> [The request]:
Select every line holding the word "verilen" and copy it.

> [Given entries]:
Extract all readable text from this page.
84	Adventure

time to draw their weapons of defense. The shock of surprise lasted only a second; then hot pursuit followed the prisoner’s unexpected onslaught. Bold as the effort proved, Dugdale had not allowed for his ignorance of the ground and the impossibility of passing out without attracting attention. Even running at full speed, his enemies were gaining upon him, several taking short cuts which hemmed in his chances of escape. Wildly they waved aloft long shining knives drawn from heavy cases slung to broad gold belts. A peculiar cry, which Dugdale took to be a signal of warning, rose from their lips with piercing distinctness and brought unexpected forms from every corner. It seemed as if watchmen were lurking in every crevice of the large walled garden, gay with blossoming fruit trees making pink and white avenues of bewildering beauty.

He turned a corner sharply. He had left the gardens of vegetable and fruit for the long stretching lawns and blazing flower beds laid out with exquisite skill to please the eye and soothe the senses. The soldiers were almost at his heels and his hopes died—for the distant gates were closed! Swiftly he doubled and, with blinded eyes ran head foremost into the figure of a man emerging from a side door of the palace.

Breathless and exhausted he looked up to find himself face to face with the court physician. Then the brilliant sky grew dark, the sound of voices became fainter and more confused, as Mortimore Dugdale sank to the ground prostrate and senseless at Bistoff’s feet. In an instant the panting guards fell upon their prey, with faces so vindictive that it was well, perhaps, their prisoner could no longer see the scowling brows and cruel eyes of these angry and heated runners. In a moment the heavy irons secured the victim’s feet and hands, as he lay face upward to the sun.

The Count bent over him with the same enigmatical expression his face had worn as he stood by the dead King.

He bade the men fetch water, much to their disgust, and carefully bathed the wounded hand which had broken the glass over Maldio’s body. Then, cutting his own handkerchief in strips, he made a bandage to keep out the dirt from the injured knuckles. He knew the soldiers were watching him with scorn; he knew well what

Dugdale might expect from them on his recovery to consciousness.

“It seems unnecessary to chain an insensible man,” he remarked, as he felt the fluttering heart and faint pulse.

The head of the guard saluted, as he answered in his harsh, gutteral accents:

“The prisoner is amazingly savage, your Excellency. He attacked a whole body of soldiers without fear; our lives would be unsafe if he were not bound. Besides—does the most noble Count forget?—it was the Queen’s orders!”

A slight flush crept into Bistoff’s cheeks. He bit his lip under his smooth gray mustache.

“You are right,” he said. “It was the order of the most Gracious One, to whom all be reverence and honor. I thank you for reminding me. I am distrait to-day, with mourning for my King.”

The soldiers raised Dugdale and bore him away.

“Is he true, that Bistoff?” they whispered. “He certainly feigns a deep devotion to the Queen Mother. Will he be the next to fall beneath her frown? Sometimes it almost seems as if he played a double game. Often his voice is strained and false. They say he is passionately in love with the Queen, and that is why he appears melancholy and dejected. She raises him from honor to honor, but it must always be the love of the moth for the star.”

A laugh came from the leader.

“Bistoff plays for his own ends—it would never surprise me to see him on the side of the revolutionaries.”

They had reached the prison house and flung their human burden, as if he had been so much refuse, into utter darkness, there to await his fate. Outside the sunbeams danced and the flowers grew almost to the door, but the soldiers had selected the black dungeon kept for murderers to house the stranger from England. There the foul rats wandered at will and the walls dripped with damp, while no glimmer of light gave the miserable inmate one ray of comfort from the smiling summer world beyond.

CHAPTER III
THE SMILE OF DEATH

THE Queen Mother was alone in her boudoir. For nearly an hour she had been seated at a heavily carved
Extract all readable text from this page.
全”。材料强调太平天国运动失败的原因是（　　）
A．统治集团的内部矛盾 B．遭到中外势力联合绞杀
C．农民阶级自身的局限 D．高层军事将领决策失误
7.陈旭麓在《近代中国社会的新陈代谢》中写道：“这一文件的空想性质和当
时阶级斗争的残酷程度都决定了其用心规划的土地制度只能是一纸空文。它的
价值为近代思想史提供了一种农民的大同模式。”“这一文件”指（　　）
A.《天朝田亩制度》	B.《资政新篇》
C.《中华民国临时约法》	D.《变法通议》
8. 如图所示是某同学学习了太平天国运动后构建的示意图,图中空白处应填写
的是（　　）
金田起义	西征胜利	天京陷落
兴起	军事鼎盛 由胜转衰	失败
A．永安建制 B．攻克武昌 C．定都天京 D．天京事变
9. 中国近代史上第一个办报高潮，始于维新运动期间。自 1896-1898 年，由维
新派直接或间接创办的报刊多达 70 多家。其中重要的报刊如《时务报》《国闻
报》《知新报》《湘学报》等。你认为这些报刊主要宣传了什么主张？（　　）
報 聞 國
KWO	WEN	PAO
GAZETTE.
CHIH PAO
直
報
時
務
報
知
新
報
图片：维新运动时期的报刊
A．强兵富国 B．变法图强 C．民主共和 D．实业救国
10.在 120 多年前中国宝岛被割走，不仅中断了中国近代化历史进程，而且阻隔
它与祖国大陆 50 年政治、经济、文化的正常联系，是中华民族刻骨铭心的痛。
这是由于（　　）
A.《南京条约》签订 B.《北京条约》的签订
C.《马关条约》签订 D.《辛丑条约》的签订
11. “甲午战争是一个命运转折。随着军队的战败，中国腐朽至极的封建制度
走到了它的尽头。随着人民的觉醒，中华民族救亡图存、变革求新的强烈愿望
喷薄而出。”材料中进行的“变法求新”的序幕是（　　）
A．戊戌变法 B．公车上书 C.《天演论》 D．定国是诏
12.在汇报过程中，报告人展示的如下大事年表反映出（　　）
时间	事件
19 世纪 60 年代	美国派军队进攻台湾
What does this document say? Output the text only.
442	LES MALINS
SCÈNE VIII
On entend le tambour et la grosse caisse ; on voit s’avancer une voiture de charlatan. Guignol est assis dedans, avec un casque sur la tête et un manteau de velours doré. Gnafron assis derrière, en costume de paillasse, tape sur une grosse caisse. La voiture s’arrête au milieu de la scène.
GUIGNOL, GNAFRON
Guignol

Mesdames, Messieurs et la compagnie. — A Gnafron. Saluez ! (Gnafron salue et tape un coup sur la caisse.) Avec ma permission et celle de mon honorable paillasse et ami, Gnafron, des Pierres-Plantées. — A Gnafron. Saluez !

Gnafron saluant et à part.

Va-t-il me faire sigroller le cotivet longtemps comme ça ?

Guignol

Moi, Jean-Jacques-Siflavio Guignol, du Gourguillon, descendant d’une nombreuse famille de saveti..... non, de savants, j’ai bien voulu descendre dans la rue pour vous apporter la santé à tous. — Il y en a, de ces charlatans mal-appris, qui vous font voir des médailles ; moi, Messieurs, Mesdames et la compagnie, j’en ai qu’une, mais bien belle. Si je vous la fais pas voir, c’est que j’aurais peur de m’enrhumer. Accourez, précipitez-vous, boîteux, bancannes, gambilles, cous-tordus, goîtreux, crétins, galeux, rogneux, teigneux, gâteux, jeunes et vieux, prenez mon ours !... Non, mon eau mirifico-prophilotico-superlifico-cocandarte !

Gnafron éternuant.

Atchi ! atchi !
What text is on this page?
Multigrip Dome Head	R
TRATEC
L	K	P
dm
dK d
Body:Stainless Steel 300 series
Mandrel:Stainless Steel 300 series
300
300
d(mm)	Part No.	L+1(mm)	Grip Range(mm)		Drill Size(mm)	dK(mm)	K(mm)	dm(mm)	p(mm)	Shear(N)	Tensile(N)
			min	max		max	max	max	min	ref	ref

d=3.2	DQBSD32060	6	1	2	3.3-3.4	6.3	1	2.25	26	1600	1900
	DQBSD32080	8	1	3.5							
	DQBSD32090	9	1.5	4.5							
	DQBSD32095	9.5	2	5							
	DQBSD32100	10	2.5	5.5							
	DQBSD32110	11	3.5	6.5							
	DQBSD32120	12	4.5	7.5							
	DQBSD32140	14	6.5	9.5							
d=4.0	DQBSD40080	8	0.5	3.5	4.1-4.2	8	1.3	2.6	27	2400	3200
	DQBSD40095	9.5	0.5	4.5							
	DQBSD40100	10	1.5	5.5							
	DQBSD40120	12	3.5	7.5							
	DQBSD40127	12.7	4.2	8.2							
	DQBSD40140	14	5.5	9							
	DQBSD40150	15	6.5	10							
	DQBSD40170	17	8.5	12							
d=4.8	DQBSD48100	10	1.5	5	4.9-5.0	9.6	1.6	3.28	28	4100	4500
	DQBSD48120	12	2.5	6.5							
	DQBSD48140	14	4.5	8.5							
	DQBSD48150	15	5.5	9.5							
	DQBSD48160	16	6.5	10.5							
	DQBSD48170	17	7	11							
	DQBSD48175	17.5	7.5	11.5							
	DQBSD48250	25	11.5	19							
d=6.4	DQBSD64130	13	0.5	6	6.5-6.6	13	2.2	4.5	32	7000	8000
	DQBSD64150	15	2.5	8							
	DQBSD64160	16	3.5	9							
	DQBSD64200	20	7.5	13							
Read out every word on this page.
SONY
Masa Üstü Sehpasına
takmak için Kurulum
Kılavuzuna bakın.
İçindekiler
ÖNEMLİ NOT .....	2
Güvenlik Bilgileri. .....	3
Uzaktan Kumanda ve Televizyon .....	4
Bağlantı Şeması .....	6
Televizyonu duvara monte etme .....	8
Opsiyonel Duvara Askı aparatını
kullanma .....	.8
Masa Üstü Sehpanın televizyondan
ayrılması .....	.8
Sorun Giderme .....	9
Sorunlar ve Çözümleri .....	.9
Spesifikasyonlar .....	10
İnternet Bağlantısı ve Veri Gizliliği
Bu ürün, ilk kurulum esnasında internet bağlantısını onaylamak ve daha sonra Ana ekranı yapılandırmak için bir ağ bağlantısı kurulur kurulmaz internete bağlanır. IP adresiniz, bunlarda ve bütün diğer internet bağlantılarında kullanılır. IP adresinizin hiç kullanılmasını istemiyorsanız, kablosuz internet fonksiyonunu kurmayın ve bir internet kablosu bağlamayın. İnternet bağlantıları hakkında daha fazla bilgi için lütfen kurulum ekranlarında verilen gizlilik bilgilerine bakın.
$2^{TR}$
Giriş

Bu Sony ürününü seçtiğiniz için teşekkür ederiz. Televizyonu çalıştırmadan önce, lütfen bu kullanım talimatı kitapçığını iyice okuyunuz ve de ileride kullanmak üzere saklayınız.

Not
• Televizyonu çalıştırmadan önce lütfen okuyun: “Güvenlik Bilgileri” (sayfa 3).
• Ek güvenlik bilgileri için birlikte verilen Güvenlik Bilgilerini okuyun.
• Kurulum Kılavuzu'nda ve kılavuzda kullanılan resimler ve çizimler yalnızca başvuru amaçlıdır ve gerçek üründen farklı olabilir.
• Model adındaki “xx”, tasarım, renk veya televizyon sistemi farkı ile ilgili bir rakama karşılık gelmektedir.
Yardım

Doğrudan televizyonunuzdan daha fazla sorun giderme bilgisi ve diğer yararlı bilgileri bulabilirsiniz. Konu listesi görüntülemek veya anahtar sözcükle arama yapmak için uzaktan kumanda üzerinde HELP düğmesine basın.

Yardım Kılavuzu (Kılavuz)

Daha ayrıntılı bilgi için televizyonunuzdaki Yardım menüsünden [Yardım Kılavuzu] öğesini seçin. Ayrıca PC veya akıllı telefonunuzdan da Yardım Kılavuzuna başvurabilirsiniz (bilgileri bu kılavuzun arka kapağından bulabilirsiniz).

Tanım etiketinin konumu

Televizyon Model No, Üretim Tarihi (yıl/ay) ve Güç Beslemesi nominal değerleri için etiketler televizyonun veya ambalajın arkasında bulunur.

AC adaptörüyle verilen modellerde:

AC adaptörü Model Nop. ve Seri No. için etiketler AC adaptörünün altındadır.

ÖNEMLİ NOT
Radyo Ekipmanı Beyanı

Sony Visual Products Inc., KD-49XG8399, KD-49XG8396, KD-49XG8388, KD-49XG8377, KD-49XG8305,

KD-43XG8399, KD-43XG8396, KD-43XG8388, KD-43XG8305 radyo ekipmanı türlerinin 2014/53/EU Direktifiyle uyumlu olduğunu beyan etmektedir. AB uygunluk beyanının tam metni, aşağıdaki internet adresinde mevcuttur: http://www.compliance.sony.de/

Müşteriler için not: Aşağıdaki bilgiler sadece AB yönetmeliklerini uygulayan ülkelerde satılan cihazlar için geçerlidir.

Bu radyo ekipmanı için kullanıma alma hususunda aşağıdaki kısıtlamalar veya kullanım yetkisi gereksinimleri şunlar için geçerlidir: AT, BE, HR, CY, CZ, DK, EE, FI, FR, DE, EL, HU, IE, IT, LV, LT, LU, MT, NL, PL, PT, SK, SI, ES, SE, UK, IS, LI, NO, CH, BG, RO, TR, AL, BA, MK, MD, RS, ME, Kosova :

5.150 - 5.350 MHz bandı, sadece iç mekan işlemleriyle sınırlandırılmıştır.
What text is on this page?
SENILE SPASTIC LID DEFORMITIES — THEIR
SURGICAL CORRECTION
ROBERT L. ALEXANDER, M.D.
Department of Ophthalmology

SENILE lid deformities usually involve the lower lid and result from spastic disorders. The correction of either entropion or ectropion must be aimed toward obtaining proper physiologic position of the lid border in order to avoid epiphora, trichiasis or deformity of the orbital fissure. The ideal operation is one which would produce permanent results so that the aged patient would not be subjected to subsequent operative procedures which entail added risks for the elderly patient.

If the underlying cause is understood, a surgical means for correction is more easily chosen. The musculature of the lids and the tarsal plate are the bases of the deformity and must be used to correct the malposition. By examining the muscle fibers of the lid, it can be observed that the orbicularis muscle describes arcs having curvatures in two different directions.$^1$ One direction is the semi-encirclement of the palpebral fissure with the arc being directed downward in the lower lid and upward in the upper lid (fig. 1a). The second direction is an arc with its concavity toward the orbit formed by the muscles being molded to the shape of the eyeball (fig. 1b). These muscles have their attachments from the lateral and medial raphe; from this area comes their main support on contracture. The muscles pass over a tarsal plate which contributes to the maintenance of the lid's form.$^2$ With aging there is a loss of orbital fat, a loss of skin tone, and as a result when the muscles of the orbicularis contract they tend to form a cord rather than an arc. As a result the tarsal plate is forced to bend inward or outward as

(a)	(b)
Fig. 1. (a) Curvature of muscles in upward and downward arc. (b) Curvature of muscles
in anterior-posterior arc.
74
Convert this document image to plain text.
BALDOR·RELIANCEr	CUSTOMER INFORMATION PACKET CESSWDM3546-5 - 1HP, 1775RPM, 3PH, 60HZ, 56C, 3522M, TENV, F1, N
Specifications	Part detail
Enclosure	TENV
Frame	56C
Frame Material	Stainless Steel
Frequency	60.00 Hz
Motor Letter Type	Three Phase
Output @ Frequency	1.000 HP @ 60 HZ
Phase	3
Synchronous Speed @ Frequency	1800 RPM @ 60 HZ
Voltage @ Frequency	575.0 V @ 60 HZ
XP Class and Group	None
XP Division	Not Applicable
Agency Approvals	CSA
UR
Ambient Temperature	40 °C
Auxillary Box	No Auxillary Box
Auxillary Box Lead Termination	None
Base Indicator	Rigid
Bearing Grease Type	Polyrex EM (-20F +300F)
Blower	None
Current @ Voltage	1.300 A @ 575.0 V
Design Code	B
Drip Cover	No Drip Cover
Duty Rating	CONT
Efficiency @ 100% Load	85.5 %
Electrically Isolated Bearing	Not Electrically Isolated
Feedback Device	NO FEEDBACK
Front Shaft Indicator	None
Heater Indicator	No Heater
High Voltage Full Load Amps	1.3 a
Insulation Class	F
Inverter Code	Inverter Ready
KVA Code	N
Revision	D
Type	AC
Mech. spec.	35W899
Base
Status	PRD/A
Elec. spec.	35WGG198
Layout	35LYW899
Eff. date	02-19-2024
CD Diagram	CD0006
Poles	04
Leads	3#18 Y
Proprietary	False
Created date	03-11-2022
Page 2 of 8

> [The result]:
Bu ürün, ilk kurulum esnasında internet bağlantısını onaylamak ve daha sonra Ana ekranı yapılandırmak için bir ağ bağlantısı kurulur kurulmaz internete bağlanır. IP adresiniz, bunlarda ve bütün diğer internet bağlantılarında kullanılır. IP adresinizin hiç kullanılmasını istemiyorsanız, kablosuz internet fonksiyonunu kurmayın ve bir internet kablosu bağlamayın. İnternet bağlantıları hakkında daha fazla bilgi için lütfen kurulum ekranlarında verilen gizlilik bilgilerine bakın.
• Ek güvenlik bilgileri için birlikte verilen Güvenlik Bilgilerini okuyun.
AC adaptörüyle verilen modellerde:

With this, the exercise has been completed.